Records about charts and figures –

|---|

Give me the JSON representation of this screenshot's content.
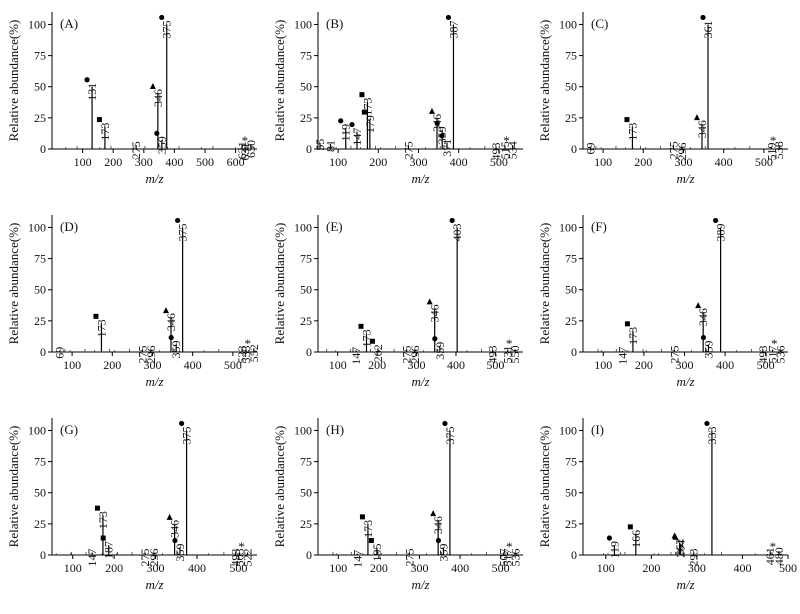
{
  "figure": {
    "x_label": "m/z",
    "y_label": "Relative abundance(%)",
    "y_ticks": [
      "0",
      "25",
      "50",
      "75",
      "100"
    ]
  },
  "chart_data": [
    {
      "panel": "(A)",
      "type": "bar",
      "xlim": [
        0,
        670
      ],
      "ylim": [
        0,
        110
      ],
      "x_ticks": [
        100,
        200,
        300,
        400,
        500,
        600
      ],
      "peaks": [
        {
          "x": 131,
          "y": 50,
          "label": "131",
          "marker": "circle"
        },
        {
          "x": 173,
          "y": 18,
          "label": "173",
          "marker": "square"
        },
        {
          "x": 275,
          "y": 3,
          "label": "275"
        },
        {
          "x": 346,
          "y": 45,
          "label": "346",
          "marker": "triangle"
        },
        {
          "x": 359,
          "y": 7,
          "label": "359",
          "marker": "circle"
        },
        {
          "x": 375,
          "y": 100,
          "label": "375",
          "marker": "circle"
        },
        {
          "x": 621,
          "y": 3,
          "label": "621"
        },
        {
          "x": 631,
          "y": 2,
          "label": "631"
        },
        {
          "x": 650,
          "y": 4,
          "label": "650",
          "marker": "star"
        }
      ]
    },
    {
      "panel": "(B)",
      "type": "bar",
      "xlim": [
        50,
        560
      ],
      "ylim": [
        0,
        110
      ],
      "x_ticks": [
        100,
        200,
        300,
        400,
        500
      ],
      "peaks": [
        {
          "x": 55,
          "y": 5,
          "label": "55"
        },
        {
          "x": 81,
          "y": 4,
          "label": "81"
        },
        {
          "x": 119,
          "y": 17,
          "label": "119",
          "marker": "circle"
        },
        {
          "x": 147,
          "y": 14,
          "label": "147",
          "marker": "circle"
        },
        {
          "x": 173,
          "y": 38,
          "label": "173",
          "marker": "square"
        },
        {
          "x": 179,
          "y": 24,
          "label": "179",
          "marker": "square"
        },
        {
          "x": 275,
          "y": 3,
          "label": "275"
        },
        {
          "x": 346,
          "y": 25,
          "label": "346",
          "marker": "triangle"
        },
        {
          "x": 359,
          "y": 15,
          "label": "359",
          "marker": "circle"
        },
        {
          "x": 371,
          "y": 5,
          "label": "371",
          "marker": "circle"
        },
        {
          "x": 387,
          "y": 100,
          "label": "387",
          "marker": "circle"
        },
        {
          "x": 493,
          "y": 2,
          "label": "493"
        },
        {
          "x": 515,
          "y": 3,
          "label": "515"
        },
        {
          "x": 534,
          "y": 3,
          "label": "534",
          "marker": "star"
        }
      ]
    },
    {
      "panel": "(C)",
      "type": "bar",
      "xlim": [
        50,
        560
      ],
      "ylim": [
        0,
        110
      ],
      "x_ticks": [
        100,
        200,
        300,
        400,
        500
      ],
      "peaks": [
        {
          "x": 69,
          "y": 2,
          "label": "69"
        },
        {
          "x": 173,
          "y": 18,
          "label": "173",
          "marker": "square"
        },
        {
          "x": 275,
          "y": 3,
          "label": "275"
        },
        {
          "x": 296,
          "y": 2,
          "label": "296"
        },
        {
          "x": 346,
          "y": 20,
          "label": "346",
          "marker": "triangle"
        },
        {
          "x": 361,
          "y": 100,
          "label": "361",
          "marker": "circle"
        },
        {
          "x": 519,
          "y": 2,
          "label": "519"
        },
        {
          "x": 538,
          "y": 3,
          "label": "538",
          "marker": "star"
        }
      ]
    },
    {
      "panel": "(D)",
      "type": "bar",
      "xlim": [
        50,
        560
      ],
      "ylim": [
        0,
        110
      ],
      "x_ticks": [
        100,
        200,
        300,
        400,
        500
      ],
      "peaks": [
        {
          "x": 69,
          "y": 1,
          "label": "69"
        },
        {
          "x": 173,
          "y": 23,
          "label": "173",
          "marker": "square"
        },
        {
          "x": 275,
          "y": 2,
          "label": "275"
        },
        {
          "x": 296,
          "y": 2,
          "label": "296"
        },
        {
          "x": 346,
          "y": 28,
          "label": "346",
          "marker": "triangle"
        },
        {
          "x": 359,
          "y": 6,
          "label": "359",
          "marker": "circle"
        },
        {
          "x": 375,
          "y": 100,
          "label": "375",
          "marker": "circle"
        },
        {
          "x": 523,
          "y": 2,
          "label": "523"
        },
        {
          "x": 533,
          "y": 2,
          "label": "533"
        },
        {
          "x": 552,
          "y": 3,
          "label": "552",
          "marker": "star"
        }
      ]
    },
    {
      "panel": "(E)",
      "type": "bar",
      "xlim": [
        50,
        570
      ],
      "ylim": [
        0,
        110
      ],
      "x_ticks": [
        100,
        200,
        300,
        400,
        500
      ],
      "peaks": [
        {
          "x": 147,
          "y": 1,
          "label": "147"
        },
        {
          "x": 173,
          "y": 15,
          "label": "173",
          "marker": "square"
        },
        {
          "x": 202,
          "y": 3,
          "label": "202",
          "marker": "square"
        },
        {
          "x": 275,
          "y": 2,
          "label": "275"
        },
        {
          "x": 296,
          "y": 2,
          "label": "296"
        },
        {
          "x": 346,
          "y": 35,
          "label": "346",
          "marker": "triangle"
        },
        {
          "x": 359,
          "y": 5,
          "label": "359",
          "marker": "circle"
        },
        {
          "x": 403,
          "y": 100,
          "label": "403",
          "marker": "circle"
        },
        {
          "x": 493,
          "y": 2,
          "label": "493"
        },
        {
          "x": 531,
          "y": 2,
          "label": "531"
        },
        {
          "x": 550,
          "y": 2,
          "label": "550",
          "marker": "star"
        }
      ]
    },
    {
      "panel": "(F)",
      "type": "bar",
      "xlim": [
        50,
        555
      ],
      "ylim": [
        0,
        110
      ],
      "x_ticks": [
        100,
        200,
        300,
        400,
        500
      ],
      "peaks": [
        {
          "x": 147,
          "y": 1,
          "label": "147"
        },
        {
          "x": 173,
          "y": 17,
          "label": "173",
          "marker": "square"
        },
        {
          "x": 275,
          "y": 2,
          "label": "275"
        },
        {
          "x": 346,
          "y": 32,
          "label": "346",
          "marker": "triangle"
        },
        {
          "x": 359,
          "y": 6,
          "label": "359",
          "marker": "circle"
        },
        {
          "x": 389,
          "y": 100,
          "label": "389",
          "marker": "circle"
        },
        {
          "x": 493,
          "y": 2,
          "label": "493"
        },
        {
          "x": 517,
          "y": 2,
          "label": "517"
        },
        {
          "x": 536,
          "y": 2,
          "label": "536",
          "marker": "star"
        }
      ]
    },
    {
      "panel": "(G)",
      "type": "bar",
      "xlim": [
        50,
        545
      ],
      "ylim": [
        0,
        110
      ],
      "x_ticks": [
        100,
        200,
        300,
        400,
        500
      ],
      "peaks": [
        {
          "x": 147,
          "y": 2,
          "label": "147"
        },
        {
          "x": 173,
          "y": 32,
          "label": "173",
          "marker": "square"
        },
        {
          "x": 187,
          "y": 8,
          "label": "187",
          "marker": "square"
        },
        {
          "x": 275,
          "y": 2,
          "label": "275"
        },
        {
          "x": 296,
          "y": 2,
          "label": "296"
        },
        {
          "x": 346,
          "y": 25,
          "label": "346",
          "marker": "triangle"
        },
        {
          "x": 359,
          "y": 6,
          "label": "359",
          "marker": "circle"
        },
        {
          "x": 375,
          "y": 100,
          "label": "375",
          "marker": "circle"
        },
        {
          "x": 493,
          "y": 2,
          "label": "493"
        },
        {
          "x": 503,
          "y": 2,
          "label": "503"
        },
        {
          "x": 522,
          "y": 2,
          "label": "522",
          "marker": "star"
        }
      ]
    },
    {
      "panel": "(H)",
      "type": "bar",
      "xlim": [
        50,
        555
      ],
      "ylim": [
        0,
        110
      ],
      "x_ticks": [
        100,
        200,
        300,
        400,
        500
      ],
      "peaks": [
        {
          "x": 147,
          "y": 1,
          "label": "147"
        },
        {
          "x": 173,
          "y": 25,
          "label": "173",
          "marker": "square"
        },
        {
          "x": 195,
          "y": 6,
          "label": "195",
          "marker": "square"
        },
        {
          "x": 275,
          "y": 2,
          "label": "275"
        },
        {
          "x": 346,
          "y": 28,
          "label": "346",
          "marker": "triangle"
        },
        {
          "x": 359,
          "y": 6,
          "label": "359",
          "marker": "circle"
        },
        {
          "x": 375,
          "y": 100,
          "label": "375",
          "marker": "circle"
        },
        {
          "x": 507,
          "y": 2,
          "label": "507"
        },
        {
          "x": 517,
          "y": 2,
          "label": "517"
        },
        {
          "x": 536,
          "y": 2,
          "label": "536",
          "marker": "star"
        }
      ]
    },
    {
      "panel": "(I)",
      "type": "bar",
      "xlim": [
        50,
        500
      ],
      "ylim": [
        0,
        110
      ],
      "x_ticks": [
        100,
        200,
        300,
        400,
        500
      ],
      "peaks": [
        {
          "x": 119,
          "y": 8,
          "label": "119",
          "marker": "circle"
        },
        {
          "x": 166,
          "y": 17,
          "label": "166",
          "marker": "square"
        },
        {
          "x": 262,
          "y": 10,
          "label": "262",
          "marker": "triangle"
        },
        {
          "x": 264,
          "y": 9,
          "label": "264",
          "marker": "triangle"
        },
        {
          "x": 293,
          "y": 2,
          "label": "293"
        },
        {
          "x": 333,
          "y": 100,
          "label": "333",
          "marker": "circle"
        },
        {
          "x": 461,
          "y": 3,
          "label": "461"
        },
        {
          "x": 480,
          "y": 3,
          "label": "480",
          "marker": "star"
        }
      ]
    }
  ]
}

|---|

What is being asked – In the entries above, count every line containing the word "panel". Write only the total.

Task answer – 9